--- start ---
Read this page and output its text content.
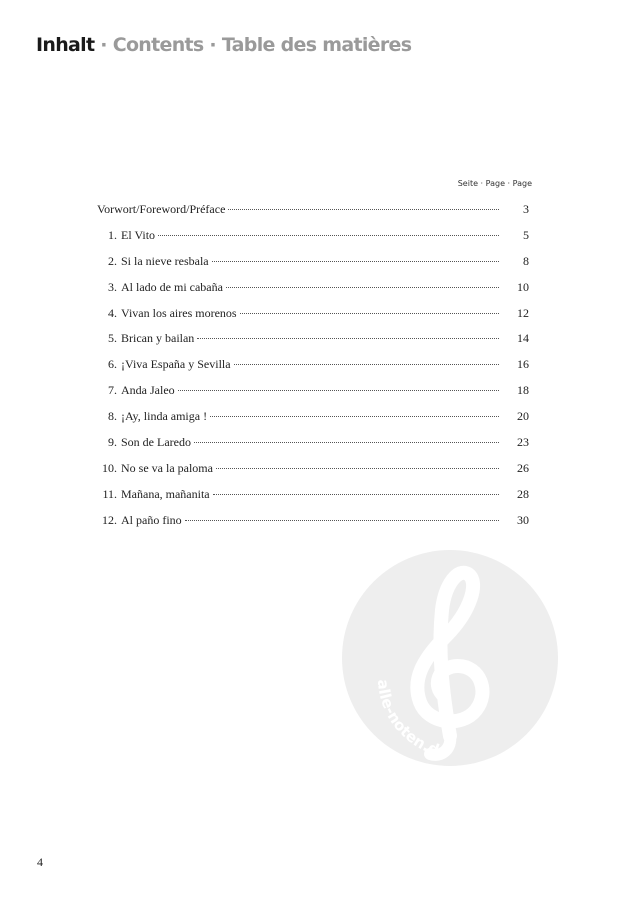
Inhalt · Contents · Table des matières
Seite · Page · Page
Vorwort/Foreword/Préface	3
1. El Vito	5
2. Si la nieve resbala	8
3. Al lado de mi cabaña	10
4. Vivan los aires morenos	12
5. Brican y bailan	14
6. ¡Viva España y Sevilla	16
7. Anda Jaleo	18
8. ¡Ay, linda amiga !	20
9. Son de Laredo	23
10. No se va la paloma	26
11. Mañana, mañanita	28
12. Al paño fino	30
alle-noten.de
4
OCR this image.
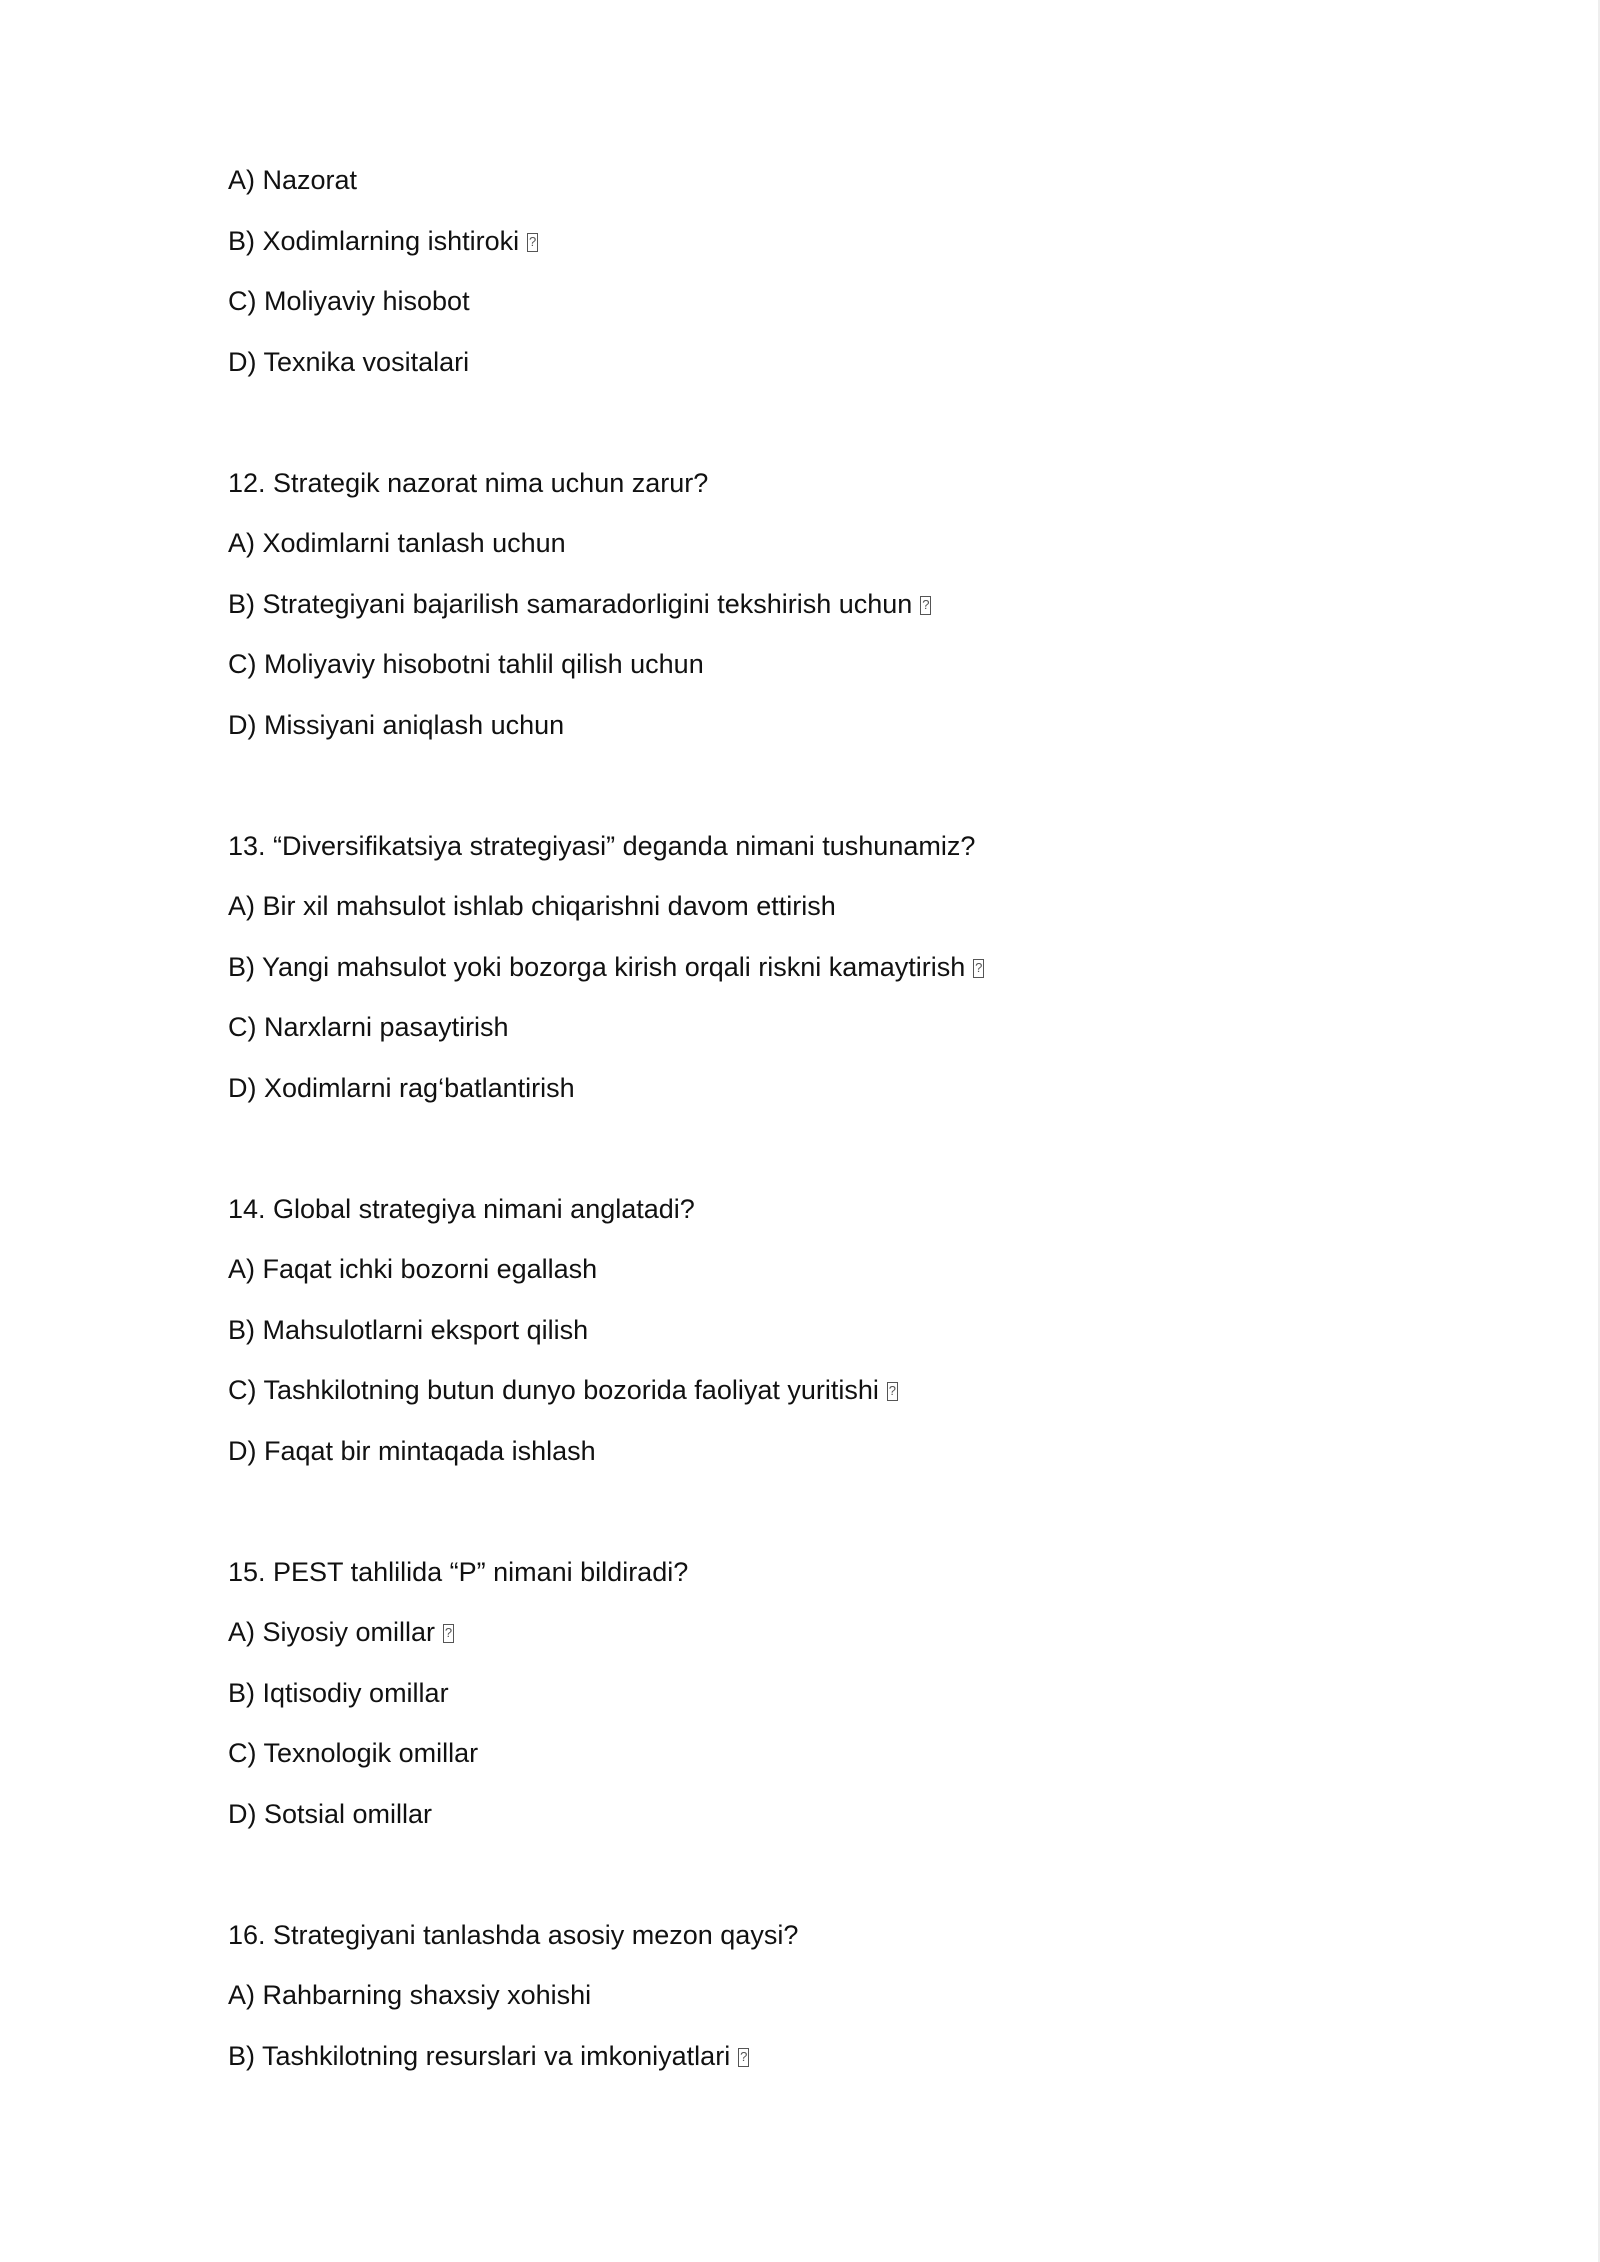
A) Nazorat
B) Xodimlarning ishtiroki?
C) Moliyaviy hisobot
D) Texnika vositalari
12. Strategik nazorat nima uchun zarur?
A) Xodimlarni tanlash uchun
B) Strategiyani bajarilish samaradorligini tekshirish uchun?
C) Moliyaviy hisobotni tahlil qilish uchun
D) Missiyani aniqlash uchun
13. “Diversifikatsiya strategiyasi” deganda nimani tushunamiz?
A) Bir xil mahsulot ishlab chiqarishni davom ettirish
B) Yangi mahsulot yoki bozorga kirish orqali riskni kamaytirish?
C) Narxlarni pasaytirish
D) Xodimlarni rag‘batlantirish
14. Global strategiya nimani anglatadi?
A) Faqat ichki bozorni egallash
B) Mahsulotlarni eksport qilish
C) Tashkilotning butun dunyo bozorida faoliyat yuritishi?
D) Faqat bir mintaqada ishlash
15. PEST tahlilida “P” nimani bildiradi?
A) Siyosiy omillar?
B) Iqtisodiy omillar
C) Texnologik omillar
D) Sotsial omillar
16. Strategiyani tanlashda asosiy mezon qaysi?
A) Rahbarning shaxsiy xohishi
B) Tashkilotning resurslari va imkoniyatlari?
--- end ---
--- start ---
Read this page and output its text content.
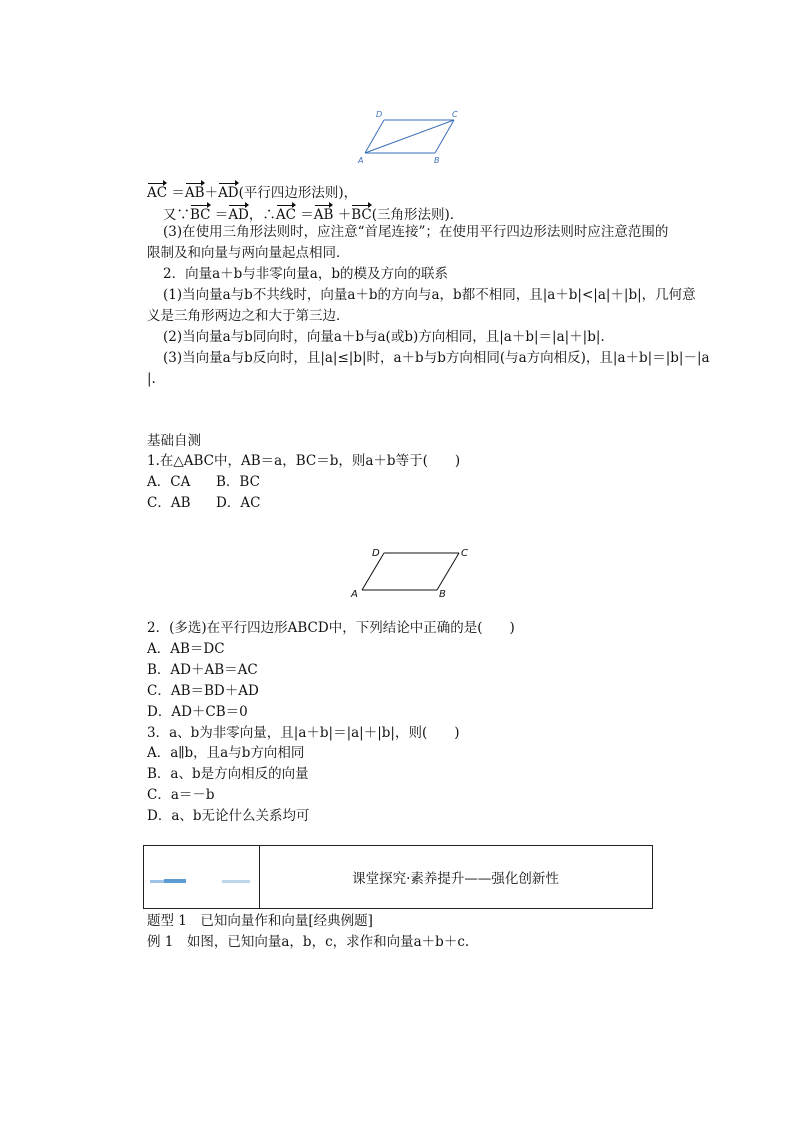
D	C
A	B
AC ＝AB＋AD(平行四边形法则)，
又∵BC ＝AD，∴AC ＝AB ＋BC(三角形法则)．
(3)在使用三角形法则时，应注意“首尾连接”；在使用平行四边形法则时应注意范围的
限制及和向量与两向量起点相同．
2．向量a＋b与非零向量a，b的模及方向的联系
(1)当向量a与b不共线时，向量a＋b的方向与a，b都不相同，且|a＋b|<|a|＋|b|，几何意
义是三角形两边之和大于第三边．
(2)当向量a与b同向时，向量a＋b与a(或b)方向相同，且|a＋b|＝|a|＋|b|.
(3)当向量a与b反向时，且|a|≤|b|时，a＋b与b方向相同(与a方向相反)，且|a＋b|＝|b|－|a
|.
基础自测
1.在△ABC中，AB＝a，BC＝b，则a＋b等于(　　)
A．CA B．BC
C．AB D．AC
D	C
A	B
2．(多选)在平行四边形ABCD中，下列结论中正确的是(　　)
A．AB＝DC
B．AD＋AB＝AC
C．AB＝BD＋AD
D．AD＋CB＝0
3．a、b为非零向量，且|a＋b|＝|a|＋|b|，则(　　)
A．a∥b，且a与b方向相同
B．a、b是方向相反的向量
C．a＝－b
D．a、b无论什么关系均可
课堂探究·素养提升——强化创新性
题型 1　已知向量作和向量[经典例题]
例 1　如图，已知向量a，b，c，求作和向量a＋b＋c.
--- end ---
» **Task**: Find every line that includes the string "Faqat". Report how many there are and nothing else.

» **Final result**: 2